'''
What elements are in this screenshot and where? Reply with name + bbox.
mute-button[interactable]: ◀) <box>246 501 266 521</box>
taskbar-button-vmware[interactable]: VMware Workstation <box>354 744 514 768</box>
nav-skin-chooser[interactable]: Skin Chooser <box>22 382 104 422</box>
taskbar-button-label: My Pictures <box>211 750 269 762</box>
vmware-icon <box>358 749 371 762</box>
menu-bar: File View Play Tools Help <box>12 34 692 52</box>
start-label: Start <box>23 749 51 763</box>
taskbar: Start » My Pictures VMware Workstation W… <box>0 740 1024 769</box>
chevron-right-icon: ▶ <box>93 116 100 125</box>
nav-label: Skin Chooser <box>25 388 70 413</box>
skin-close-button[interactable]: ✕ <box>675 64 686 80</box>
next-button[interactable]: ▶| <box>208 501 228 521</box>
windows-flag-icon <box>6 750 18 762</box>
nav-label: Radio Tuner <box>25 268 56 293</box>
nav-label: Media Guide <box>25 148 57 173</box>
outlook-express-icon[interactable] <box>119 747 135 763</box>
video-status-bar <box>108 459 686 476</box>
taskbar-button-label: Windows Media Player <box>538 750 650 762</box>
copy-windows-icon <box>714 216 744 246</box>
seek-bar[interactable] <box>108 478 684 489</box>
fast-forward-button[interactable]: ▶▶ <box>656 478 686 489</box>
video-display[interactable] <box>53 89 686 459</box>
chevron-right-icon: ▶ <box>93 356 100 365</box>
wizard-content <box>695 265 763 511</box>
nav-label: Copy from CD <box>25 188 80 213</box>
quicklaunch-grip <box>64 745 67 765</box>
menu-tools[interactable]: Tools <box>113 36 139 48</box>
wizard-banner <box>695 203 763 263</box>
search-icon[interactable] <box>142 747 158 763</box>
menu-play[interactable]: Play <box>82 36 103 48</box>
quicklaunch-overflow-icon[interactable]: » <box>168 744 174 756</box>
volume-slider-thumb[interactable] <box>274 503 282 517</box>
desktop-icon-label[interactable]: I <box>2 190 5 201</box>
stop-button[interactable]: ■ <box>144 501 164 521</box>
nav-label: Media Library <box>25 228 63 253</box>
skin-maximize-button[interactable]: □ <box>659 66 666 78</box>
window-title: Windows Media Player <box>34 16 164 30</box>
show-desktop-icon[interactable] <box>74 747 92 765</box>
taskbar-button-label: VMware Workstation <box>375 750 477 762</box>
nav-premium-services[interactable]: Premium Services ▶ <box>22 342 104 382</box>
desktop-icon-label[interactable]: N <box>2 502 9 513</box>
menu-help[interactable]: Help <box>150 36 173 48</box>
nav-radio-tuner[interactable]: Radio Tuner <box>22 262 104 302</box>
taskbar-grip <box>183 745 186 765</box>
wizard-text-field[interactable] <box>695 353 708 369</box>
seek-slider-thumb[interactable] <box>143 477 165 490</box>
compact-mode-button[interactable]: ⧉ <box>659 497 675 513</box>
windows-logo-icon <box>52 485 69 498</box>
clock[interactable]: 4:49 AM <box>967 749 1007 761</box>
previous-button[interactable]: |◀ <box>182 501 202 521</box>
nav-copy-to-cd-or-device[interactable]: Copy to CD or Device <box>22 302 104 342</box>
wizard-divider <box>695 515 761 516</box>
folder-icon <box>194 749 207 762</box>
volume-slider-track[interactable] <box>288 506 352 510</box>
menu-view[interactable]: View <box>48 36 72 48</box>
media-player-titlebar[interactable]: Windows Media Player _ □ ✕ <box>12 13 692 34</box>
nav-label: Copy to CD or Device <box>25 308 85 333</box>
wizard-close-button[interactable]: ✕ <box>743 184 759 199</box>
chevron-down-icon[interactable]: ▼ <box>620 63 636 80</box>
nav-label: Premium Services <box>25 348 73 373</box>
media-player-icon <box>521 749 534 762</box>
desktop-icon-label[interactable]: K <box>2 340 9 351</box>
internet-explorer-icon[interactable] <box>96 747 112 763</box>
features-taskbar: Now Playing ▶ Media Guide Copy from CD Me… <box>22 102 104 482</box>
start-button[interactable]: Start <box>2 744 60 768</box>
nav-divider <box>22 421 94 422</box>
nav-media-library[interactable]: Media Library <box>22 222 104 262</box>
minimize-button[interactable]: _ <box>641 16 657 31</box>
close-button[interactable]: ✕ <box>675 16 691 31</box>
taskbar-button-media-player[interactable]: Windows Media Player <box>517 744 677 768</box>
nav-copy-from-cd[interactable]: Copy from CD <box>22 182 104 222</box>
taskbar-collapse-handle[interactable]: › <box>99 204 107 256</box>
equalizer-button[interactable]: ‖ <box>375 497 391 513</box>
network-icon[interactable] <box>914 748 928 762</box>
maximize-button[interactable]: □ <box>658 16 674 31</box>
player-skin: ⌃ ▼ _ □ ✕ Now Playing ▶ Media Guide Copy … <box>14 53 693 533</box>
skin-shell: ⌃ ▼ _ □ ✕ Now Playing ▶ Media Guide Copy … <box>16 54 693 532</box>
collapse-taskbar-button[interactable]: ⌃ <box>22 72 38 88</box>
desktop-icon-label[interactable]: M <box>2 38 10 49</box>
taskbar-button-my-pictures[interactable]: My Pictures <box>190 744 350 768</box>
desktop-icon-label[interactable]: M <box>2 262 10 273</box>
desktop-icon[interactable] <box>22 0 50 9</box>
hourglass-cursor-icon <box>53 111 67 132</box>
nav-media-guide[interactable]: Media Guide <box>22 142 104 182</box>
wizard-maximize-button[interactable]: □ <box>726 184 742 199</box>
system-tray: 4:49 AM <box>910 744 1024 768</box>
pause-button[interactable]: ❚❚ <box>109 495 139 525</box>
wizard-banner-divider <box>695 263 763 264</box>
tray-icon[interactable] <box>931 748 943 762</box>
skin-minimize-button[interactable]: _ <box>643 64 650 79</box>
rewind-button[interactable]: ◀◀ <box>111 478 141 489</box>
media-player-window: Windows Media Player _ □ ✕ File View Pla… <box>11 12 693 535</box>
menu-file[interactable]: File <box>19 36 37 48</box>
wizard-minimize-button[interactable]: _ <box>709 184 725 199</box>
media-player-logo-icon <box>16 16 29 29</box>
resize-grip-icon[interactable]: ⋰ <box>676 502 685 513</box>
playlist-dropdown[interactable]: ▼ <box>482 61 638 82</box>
'''
▸ Your instructions: Copy the lines exactly, from the first line of the records through the line that contains "nav-label: Radio Tuner", and include both of those lines.

▸ Exercise answer:
What elements are in this screenshot and where? Reply with name + bbox.
mute-button[interactable]: ◀) <box>246 501 266 521</box>
taskbar-button-vmware[interactable]: VMware Workstation <box>354 744 514 768</box>
nav-skin-chooser[interactable]: Skin Chooser <box>22 382 104 422</box>
taskbar-button-label: My Pictures <box>211 750 269 762</box>
vmware-icon <box>358 749 371 762</box>
menu-bar: File View Play Tools Help <box>12 34 692 52</box>
start-label: Start <box>23 749 51 763</box>
taskbar: Start » My Pictures VMware Workstation W… <box>0 740 1024 769</box>
chevron-right-icon: ▶ <box>93 116 100 125</box>
nav-label: Skin Chooser <box>25 388 70 413</box>
skin-close-button[interactable]: ✕ <box>675 64 686 80</box>
next-button[interactable]: ▶| <box>208 501 228 521</box>
windows-flag-icon <box>6 750 18 762</box>
nav-label: Radio Tuner <box>25 268 56 293</box>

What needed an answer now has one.